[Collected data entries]
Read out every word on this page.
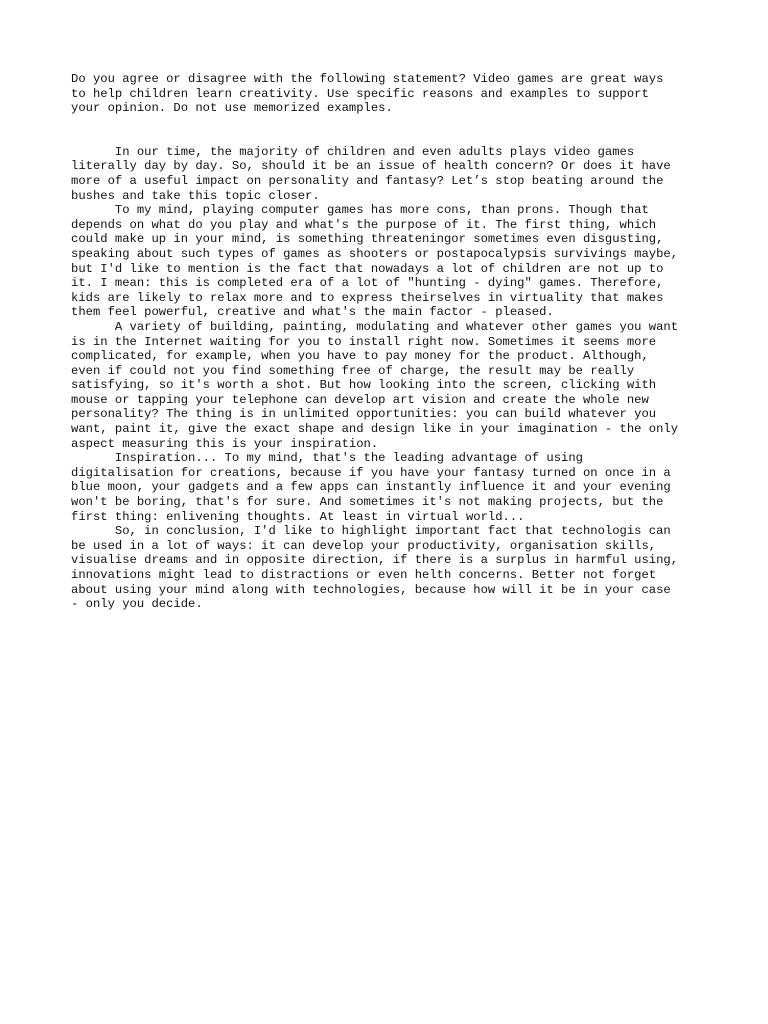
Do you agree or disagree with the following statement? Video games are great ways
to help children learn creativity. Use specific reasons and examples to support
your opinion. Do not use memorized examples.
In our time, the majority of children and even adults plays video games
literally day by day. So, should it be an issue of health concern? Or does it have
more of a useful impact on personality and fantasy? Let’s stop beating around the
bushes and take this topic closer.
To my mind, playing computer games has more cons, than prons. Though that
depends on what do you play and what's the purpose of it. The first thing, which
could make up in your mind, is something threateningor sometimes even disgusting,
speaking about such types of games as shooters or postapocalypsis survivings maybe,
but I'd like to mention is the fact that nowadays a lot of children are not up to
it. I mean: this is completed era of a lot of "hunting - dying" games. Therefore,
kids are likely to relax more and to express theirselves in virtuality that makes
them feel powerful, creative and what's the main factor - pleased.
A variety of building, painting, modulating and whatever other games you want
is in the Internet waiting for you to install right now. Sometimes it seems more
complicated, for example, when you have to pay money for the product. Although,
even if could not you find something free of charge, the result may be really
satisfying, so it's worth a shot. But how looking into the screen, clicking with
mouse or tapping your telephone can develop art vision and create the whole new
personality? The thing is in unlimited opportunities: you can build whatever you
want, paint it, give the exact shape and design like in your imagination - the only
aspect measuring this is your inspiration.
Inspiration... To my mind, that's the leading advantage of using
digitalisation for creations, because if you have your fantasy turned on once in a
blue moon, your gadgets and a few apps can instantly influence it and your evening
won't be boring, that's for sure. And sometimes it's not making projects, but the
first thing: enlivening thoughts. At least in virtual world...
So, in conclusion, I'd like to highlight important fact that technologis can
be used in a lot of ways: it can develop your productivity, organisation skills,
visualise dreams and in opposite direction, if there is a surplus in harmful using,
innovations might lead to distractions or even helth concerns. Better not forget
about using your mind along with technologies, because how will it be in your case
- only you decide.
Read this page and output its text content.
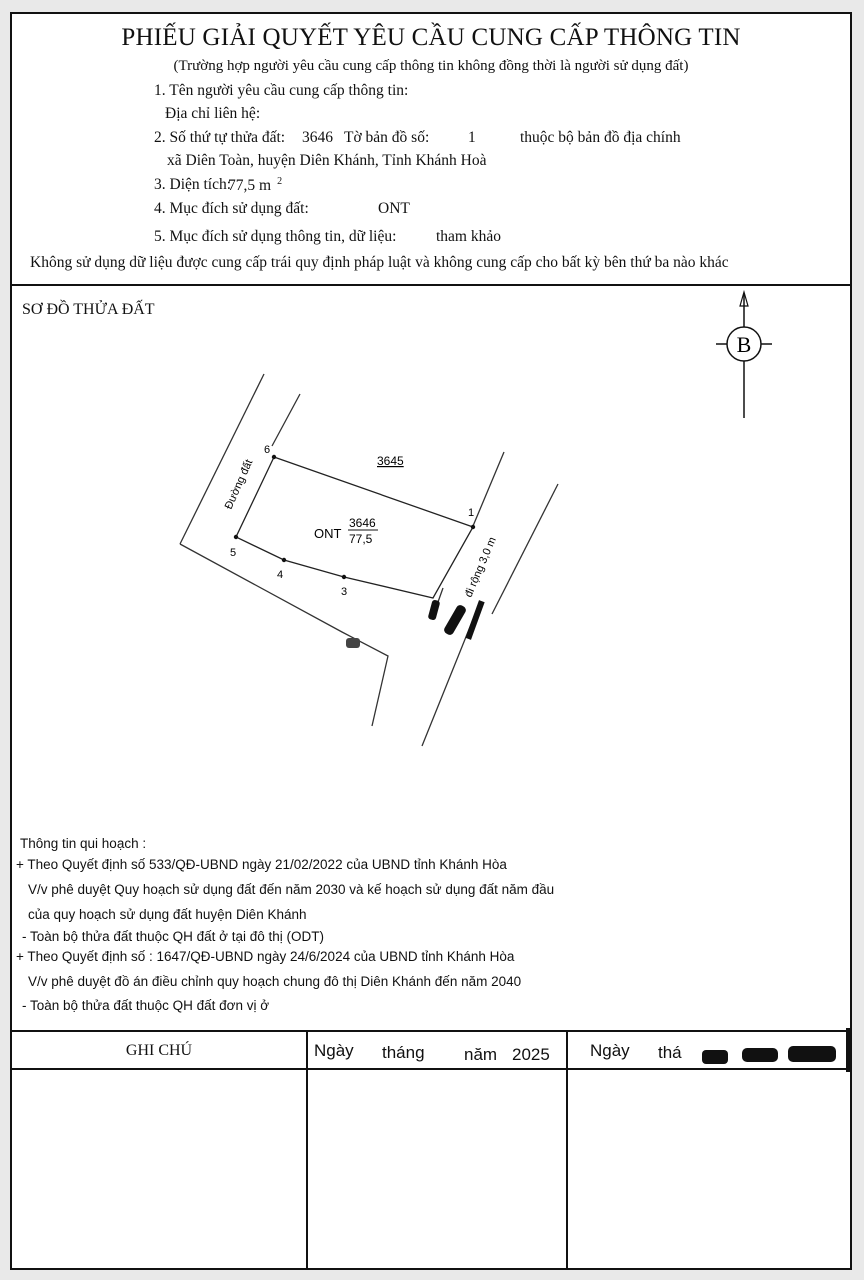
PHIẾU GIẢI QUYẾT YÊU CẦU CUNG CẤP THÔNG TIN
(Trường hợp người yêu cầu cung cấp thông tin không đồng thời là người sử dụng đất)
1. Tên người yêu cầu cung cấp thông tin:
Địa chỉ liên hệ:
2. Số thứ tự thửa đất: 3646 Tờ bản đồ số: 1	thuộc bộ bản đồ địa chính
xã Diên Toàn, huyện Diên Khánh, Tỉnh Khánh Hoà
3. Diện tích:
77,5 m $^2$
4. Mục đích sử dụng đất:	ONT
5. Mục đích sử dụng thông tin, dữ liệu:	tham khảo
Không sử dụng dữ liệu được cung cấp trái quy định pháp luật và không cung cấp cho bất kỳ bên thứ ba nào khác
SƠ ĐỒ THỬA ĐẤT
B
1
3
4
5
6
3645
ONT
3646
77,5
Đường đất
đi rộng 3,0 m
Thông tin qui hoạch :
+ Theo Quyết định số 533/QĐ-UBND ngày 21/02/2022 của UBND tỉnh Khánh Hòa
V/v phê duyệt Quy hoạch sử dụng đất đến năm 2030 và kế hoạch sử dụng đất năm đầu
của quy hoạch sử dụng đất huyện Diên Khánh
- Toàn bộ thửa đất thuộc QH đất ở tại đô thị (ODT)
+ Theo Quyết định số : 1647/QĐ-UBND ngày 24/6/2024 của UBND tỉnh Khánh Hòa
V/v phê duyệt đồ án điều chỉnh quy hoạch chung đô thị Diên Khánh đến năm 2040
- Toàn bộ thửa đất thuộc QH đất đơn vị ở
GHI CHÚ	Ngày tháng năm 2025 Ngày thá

> [DIRECTIVE] From the line that holds "Read this page and output its text content." to the last line of the records, please copy each line exactly and nothing else. Pictures stay out.

> [RESPONSE TO THE TASK]
Read this page and output its text content.
PHIẾU GIẢI QUYẾT YÊU CẦU CUNG CẤP THÔNG TIN
(Trường hợp người yêu cầu cung cấp thông tin không đồng thời là người sử dụng đất)
1. Tên người yêu cầu cung cấp thông tin:
Địa chỉ liên hệ:
2. Số thứ tự thửa đất: 3646 Tờ bản đồ số: 1	thuộc bộ bản đồ địa chính
xã Diên Toàn, huyện Diên Khánh, Tỉnh Khánh Hoà
3. Diện tích:
77,5 m $^2$
4. Mục đích sử dụng đất:	ONT
5. Mục đích sử dụng thông tin, dữ liệu:	tham khảo
Không sử dụng dữ liệu được cung cấp trái quy định pháp luật và không cung cấp cho bất kỳ bên thứ ba nào khác
SƠ ĐỒ THỬA ĐẤT
B
1
3
4
5
6
3645
ONT
3646
77,5
Đường đất
đi rộng 3,0 m
Thông tin qui hoạch :
+ Theo Quyết định số 533/QĐ-UBND ngày 21/02/2022 của UBND tỉnh Khánh Hòa
V/v phê duyệt Quy hoạch sử dụng đất đến năm 2030 và kế hoạch sử dụng đất năm đầu
của quy hoạch sử dụng đất huyện Diên Khánh
- Toàn bộ thửa đất thuộc QH đất ở tại đô thị (ODT)
+ Theo Quyết định số : 1647/QĐ-UBND ngày 24/6/2024 của UBND tỉnh Khánh Hòa
V/v phê duyệt đồ án điều chỉnh quy hoạch chung đô thị Diên Khánh đến năm 2040
- Toàn bộ thửa đất thuộc QH đất đơn vị ở
GHI CHÚ	Ngày tháng năm 2025 Ngày thá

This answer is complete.